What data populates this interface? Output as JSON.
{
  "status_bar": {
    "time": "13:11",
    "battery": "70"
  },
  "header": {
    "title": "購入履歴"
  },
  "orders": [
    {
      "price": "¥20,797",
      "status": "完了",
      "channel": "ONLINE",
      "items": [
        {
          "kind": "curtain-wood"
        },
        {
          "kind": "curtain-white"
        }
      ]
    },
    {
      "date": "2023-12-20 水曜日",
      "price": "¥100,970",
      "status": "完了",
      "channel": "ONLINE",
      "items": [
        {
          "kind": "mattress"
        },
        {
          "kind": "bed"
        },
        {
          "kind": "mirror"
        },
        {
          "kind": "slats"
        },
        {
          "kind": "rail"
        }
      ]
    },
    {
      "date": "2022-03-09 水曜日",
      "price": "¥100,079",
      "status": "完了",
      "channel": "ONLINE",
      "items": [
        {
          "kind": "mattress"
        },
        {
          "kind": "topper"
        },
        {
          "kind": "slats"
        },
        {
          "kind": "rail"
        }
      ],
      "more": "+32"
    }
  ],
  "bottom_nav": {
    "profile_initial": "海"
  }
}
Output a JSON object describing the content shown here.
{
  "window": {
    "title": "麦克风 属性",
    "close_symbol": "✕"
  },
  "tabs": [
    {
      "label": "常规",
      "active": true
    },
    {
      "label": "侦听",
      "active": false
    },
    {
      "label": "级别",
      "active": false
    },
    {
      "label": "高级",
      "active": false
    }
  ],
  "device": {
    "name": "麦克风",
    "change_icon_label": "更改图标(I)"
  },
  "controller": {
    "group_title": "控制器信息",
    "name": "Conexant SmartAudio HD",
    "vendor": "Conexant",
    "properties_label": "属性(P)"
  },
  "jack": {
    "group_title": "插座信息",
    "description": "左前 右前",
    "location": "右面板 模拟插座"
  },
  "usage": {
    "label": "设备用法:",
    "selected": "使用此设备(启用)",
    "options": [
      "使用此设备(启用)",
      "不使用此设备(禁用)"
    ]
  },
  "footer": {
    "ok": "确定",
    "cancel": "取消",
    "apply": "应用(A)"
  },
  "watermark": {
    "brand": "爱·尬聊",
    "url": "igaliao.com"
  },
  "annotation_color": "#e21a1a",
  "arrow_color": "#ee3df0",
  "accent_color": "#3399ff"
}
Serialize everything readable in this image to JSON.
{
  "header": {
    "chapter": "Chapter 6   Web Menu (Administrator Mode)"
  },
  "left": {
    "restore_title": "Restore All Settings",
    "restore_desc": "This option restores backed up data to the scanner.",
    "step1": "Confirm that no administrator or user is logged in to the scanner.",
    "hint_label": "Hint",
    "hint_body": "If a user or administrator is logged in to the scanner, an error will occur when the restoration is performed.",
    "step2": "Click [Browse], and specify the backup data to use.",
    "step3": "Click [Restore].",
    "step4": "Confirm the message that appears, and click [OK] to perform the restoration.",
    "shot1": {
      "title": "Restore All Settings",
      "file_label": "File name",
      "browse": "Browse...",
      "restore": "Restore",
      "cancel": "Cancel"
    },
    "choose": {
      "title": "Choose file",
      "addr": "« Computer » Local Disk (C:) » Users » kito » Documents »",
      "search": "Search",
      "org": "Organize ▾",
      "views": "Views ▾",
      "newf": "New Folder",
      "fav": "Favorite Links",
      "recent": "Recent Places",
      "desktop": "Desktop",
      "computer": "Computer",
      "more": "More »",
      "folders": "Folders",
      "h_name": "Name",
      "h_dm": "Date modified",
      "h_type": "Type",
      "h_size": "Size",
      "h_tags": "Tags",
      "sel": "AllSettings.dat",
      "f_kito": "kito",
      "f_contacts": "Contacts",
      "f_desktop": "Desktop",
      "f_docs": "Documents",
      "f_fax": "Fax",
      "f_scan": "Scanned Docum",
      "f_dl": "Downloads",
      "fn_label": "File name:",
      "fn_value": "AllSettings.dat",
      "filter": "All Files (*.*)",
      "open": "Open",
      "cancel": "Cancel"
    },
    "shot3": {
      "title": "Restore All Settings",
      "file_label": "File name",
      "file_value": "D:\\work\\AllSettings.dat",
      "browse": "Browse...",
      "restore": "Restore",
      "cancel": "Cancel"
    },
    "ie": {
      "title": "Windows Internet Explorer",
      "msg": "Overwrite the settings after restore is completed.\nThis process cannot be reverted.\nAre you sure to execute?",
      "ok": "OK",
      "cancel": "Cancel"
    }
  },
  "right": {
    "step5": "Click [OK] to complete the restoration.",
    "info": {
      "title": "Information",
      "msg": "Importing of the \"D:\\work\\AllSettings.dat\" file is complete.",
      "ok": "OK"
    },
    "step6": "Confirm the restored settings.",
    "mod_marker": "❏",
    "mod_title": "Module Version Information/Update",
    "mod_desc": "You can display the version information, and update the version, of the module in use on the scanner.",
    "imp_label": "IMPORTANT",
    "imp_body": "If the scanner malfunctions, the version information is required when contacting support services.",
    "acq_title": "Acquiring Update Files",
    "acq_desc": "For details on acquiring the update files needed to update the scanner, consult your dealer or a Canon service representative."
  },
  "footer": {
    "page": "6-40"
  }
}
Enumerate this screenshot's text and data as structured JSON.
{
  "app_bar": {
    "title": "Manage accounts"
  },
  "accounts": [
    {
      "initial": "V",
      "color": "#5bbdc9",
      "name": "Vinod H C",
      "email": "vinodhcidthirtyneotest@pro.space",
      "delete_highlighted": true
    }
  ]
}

Work to do ::
Repeat the lines from the one containing "Enumerate this screenshot's" through the end of the listing, exactly and without any other lines; both ends are included.

Finished answer ::
Enumerate this screenshot's text and data as structured JSON.
{
  "app_bar": {
    "title": "Manage accounts"
  },
  "accounts": [
    {
      "initial": "V",
      "color": "#5bbdc9",
      "name": "Vinod H C",
      "email": "vinodhcidthirtyneotest@pro.space",
      "delete_highlighted": true
    }
  ]
}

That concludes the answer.